• PROBLEM:
Produce the listing below again, exactly as shown.

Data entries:
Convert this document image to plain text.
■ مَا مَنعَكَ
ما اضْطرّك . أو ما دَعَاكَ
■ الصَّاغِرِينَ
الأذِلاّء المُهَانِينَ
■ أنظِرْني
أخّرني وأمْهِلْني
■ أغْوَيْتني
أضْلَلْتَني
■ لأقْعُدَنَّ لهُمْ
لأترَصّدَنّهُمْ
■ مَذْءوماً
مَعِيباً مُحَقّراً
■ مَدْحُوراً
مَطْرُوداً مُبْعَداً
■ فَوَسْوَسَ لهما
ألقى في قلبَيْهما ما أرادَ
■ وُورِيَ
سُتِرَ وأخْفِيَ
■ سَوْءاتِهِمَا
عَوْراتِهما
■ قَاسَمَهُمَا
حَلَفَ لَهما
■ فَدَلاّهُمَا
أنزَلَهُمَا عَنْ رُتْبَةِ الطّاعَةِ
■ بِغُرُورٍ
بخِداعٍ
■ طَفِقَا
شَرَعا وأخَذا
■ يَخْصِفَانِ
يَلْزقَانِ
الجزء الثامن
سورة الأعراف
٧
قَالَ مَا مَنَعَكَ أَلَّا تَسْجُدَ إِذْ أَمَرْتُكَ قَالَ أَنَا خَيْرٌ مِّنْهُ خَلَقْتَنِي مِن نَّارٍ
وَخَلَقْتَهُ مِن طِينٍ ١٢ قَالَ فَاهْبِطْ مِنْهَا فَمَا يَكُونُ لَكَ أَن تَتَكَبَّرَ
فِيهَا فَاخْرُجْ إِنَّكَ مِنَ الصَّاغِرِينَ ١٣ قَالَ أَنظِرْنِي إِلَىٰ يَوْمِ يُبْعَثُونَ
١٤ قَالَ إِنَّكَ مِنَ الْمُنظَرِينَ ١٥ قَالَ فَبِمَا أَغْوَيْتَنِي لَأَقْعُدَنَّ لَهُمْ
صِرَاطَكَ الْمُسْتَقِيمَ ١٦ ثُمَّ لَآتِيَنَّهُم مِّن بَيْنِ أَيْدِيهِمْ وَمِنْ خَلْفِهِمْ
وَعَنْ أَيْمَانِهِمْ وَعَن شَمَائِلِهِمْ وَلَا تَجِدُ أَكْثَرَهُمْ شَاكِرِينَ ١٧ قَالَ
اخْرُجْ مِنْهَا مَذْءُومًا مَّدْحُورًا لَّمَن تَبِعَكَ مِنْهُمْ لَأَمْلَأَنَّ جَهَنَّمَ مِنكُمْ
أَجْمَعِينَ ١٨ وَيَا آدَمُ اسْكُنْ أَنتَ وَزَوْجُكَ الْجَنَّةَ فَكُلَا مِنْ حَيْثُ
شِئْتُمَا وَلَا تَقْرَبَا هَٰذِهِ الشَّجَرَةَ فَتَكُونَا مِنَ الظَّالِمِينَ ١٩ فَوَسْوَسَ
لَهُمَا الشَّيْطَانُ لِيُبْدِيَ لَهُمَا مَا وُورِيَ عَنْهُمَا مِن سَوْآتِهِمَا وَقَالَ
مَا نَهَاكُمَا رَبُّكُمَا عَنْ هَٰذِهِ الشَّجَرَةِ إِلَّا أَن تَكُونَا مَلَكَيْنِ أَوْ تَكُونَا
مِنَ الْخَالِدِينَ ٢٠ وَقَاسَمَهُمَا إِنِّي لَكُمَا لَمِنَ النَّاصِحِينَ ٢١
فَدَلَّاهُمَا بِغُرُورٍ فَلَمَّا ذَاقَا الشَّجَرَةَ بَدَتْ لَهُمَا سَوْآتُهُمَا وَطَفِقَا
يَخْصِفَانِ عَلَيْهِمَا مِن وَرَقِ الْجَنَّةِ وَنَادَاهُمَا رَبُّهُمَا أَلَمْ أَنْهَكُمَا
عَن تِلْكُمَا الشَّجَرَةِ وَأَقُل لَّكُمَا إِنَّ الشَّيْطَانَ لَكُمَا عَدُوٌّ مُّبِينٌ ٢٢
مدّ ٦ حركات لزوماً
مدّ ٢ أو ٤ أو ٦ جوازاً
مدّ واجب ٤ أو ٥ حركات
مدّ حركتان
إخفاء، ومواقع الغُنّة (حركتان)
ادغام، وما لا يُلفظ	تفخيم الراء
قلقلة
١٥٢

• ANSWER TO THE PROBLEM:
Convert this document image to plain text.
■ مَا مَنعَكَ
ما اضْطرّك . أو ما دَعَاكَ
■ الصَّاغِرِينَ
الأذِلاّء المُهَانِينَ
■ أنظِرْني
أخّرني وأمْهِلْني
■ أغْوَيْتني
أضْلَلْتَني
■ لأقْعُدَنَّ لهُمْ
لأترَصّدَنّهُمْ
■ مَذْءوماً
مَعِيباً مُحَقّراً
■ مَدْحُوراً
مَطْرُوداً مُبْعَداً
■ فَوَسْوَسَ لهما
ألقى في قلبَيْهما ما أرادَ
■ وُورِيَ
سُتِرَ وأخْفِيَ
■ سَوْءاتِهِمَا
عَوْراتِهما
■ قَاسَمَهُمَا
حَلَفَ لَهما
■ فَدَلاّهُمَا
أنزَلَهُمَا عَنْ رُتْبَةِ الطّاعَةِ
■ بِغُرُورٍ
بخِداعٍ
■ طَفِقَا
شَرَعا وأخَذا
■ يَخْصِفَانِ
يَلْزقَانِ
الجزء الثامن
سورة الأعراف
٧
قَالَ مَا مَنَعَكَ أَلَّا تَسْجُدَ إِذْ أَمَرْتُكَ قَالَ أَنَا خَيْرٌ مِّنْهُ خَلَقْتَنِي مِن نَّارٍ
وَخَلَقْتَهُ مِن طِينٍ ١٢ قَالَ فَاهْبِطْ مِنْهَا فَمَا يَكُونُ لَكَ أَن تَتَكَبَّرَ
فِيهَا فَاخْرُجْ إِنَّكَ مِنَ الصَّاغِرِينَ ١٣ قَالَ أَنظِرْنِي إِلَىٰ يَوْمِ يُبْعَثُونَ
١٤ قَالَ إِنَّكَ مِنَ الْمُنظَرِينَ ١٥ قَالَ فَبِمَا أَغْوَيْتَنِي لَأَقْعُدَنَّ لَهُمْ
صِرَاطَكَ الْمُسْتَقِيمَ ١٦ ثُمَّ لَآتِيَنَّهُم مِّن بَيْنِ أَيْدِيهِمْ وَمِنْ خَلْفِهِمْ
وَعَنْ أَيْمَانِهِمْ وَعَن شَمَائِلِهِمْ وَلَا تَجِدُ أَكْثَرَهُمْ شَاكِرِينَ ١٧ قَالَ
اخْرُجْ مِنْهَا مَذْءُومًا مَّدْحُورًا لَّمَن تَبِعَكَ مِنْهُمْ لَأَمْلَأَنَّ جَهَنَّمَ مِنكُمْ
أَجْمَعِينَ ١٨ وَيَا آدَمُ اسْكُنْ أَنتَ وَزَوْجُكَ الْجَنَّةَ فَكُلَا مِنْ حَيْثُ
شِئْتُمَا وَلَا تَقْرَبَا هَٰذِهِ الشَّجَرَةَ فَتَكُونَا مِنَ الظَّالِمِينَ ١٩ فَوَسْوَسَ
لَهُمَا الشَّيْطَانُ لِيُبْدِيَ لَهُمَا مَا وُورِيَ عَنْهُمَا مِن سَوْآتِهِمَا وَقَالَ
مَا نَهَاكُمَا رَبُّكُمَا عَنْ هَٰذِهِ الشَّجَرَةِ إِلَّا أَن تَكُونَا مَلَكَيْنِ أَوْ تَكُونَا
مِنَ الْخَالِدِينَ ٢٠ وَقَاسَمَهُمَا إِنِّي لَكُمَا لَمِنَ النَّاصِحِينَ ٢١
فَدَلَّاهُمَا بِغُرُورٍ فَلَمَّا ذَاقَا الشَّجَرَةَ بَدَتْ لَهُمَا سَوْآتُهُمَا وَطَفِقَا
يَخْصِفَانِ عَلَيْهِمَا مِن وَرَقِ الْجَنَّةِ وَنَادَاهُمَا رَبُّهُمَا أَلَمْ أَنْهَكُمَا
عَن تِلْكُمَا الشَّجَرَةِ وَأَقُل لَّكُمَا إِنَّ الشَّيْطَانَ لَكُمَا عَدُوٌّ مُّبِينٌ ٢٢
مدّ ٦ حركات لزوماً
مدّ ٢ أو ٤ أو ٦ جوازاً
مدّ واجب ٤ أو ٥ حركات
مدّ حركتان
إخفاء، ومواقع الغُنّة (حركتان)
ادغام، وما لا يُلفظ	تفخيم الراء
قلقلة
١٥٢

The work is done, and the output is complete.